** begin Exercise data **
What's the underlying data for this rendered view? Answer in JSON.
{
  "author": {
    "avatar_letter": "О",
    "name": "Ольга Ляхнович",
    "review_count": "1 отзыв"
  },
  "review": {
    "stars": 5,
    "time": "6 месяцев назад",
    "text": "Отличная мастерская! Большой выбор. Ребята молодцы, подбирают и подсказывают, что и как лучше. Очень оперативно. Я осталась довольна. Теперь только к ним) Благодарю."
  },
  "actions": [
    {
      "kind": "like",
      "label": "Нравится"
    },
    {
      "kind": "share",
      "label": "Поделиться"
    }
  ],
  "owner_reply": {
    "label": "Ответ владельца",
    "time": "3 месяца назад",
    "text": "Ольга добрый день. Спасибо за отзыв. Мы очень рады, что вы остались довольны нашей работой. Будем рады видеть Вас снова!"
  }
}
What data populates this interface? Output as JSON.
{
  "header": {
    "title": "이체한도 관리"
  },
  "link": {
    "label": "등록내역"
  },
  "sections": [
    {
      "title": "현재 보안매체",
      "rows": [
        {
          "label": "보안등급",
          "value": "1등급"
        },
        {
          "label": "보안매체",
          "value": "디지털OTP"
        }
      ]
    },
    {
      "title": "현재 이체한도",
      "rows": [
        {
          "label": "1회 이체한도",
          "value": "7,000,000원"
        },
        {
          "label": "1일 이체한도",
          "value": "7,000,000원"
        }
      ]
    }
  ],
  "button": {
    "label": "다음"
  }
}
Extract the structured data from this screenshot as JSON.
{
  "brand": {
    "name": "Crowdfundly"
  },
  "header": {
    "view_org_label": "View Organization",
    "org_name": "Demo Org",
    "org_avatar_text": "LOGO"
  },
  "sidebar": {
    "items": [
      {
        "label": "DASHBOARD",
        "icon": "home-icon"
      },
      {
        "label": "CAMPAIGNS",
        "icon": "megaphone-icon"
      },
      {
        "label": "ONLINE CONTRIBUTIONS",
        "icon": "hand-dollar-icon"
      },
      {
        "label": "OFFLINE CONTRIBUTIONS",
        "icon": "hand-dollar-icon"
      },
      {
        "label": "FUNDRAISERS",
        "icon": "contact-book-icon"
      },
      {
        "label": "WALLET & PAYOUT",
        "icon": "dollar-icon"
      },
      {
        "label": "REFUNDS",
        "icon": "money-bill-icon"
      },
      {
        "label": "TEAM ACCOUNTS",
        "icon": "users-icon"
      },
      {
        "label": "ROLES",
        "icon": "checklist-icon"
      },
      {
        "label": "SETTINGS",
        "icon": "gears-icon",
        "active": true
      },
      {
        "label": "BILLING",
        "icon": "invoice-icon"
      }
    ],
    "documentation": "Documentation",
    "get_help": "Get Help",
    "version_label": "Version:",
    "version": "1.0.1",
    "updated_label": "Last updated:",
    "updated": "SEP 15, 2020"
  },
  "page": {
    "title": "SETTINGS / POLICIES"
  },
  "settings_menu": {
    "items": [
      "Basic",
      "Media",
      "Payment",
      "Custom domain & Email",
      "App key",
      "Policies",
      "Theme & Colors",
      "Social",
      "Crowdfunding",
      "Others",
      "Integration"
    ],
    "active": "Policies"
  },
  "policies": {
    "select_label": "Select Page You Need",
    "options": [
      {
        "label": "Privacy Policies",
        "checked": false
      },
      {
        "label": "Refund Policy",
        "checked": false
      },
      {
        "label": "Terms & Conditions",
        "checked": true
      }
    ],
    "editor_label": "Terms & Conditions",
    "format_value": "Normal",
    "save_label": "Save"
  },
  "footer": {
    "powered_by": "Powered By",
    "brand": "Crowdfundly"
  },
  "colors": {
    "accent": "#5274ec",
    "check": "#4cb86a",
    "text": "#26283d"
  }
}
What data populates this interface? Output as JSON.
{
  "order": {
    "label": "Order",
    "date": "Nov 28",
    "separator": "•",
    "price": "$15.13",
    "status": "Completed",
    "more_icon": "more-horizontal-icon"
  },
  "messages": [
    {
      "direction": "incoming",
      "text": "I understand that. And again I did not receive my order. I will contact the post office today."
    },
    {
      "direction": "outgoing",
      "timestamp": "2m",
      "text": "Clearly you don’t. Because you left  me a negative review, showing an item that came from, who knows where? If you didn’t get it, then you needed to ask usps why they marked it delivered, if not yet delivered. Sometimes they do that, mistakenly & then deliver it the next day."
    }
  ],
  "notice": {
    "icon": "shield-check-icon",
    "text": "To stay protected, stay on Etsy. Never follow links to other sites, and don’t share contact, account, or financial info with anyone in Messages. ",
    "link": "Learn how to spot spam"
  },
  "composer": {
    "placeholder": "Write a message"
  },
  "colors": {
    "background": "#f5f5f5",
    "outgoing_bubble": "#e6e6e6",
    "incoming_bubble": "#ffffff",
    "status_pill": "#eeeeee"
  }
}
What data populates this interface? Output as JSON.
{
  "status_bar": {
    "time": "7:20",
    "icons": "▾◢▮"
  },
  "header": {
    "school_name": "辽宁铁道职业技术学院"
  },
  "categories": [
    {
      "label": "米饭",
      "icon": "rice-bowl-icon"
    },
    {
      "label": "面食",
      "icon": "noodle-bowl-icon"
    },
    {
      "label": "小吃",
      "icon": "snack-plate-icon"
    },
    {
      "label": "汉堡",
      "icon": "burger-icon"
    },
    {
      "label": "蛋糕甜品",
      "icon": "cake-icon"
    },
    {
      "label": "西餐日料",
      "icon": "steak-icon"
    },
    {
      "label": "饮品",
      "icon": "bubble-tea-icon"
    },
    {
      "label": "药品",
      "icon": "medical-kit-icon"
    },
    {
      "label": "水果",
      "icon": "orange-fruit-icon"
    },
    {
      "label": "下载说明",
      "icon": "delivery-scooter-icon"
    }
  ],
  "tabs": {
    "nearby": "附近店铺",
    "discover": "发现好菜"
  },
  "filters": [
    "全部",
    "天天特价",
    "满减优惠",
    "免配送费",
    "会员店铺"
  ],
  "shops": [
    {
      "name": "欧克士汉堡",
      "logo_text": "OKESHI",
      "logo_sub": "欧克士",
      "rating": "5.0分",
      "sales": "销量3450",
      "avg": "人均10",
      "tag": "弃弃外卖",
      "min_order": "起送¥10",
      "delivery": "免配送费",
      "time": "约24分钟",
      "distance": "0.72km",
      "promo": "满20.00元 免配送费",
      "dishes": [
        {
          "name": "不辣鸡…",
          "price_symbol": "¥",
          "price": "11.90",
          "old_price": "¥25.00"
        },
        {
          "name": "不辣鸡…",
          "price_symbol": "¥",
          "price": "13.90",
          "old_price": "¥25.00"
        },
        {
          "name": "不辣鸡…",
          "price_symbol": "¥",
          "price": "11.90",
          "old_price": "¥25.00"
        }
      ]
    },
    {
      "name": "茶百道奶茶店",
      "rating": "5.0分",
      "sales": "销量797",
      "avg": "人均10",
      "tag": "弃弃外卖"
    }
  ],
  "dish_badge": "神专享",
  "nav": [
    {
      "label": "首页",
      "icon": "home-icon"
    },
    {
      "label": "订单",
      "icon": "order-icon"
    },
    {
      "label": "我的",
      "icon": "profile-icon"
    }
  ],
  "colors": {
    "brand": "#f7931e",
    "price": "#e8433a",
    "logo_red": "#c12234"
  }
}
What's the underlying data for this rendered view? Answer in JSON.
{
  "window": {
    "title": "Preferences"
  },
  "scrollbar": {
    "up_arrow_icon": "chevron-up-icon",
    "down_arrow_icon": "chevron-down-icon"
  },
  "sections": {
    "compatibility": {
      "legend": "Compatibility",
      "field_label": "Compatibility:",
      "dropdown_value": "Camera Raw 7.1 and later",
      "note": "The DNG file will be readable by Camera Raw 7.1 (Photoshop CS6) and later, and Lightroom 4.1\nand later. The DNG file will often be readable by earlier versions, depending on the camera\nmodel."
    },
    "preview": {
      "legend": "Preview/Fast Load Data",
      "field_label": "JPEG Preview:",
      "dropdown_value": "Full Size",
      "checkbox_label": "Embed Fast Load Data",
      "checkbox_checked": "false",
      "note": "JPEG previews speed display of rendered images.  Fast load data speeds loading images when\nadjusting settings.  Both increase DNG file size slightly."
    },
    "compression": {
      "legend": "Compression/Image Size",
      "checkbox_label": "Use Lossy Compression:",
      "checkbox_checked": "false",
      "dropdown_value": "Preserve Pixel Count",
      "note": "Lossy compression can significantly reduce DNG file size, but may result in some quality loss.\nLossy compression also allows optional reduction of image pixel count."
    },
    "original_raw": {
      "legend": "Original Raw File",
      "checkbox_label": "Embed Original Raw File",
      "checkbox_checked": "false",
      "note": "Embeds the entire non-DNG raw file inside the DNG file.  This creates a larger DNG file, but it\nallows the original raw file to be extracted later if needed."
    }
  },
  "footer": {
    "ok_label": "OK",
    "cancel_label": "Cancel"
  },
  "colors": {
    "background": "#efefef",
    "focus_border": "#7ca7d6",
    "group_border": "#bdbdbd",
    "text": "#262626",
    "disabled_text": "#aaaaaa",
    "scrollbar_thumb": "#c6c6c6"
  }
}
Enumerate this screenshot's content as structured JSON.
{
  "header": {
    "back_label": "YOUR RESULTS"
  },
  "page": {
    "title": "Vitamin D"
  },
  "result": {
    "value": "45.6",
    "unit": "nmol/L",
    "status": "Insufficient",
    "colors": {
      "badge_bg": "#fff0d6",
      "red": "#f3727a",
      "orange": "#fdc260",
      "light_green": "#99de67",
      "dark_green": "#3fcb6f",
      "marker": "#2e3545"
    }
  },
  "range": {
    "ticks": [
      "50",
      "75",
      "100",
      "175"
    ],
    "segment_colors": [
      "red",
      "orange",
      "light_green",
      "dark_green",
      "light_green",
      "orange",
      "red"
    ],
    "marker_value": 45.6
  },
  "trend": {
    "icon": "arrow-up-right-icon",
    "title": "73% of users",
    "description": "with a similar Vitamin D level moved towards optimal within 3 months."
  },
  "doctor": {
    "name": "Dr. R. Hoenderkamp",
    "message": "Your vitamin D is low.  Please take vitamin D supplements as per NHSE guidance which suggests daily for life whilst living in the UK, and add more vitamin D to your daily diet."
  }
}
** end Exercise data **
Report how many lines in the data include the word "Lossy", and give nothing but the count.

Solution for this problem:
2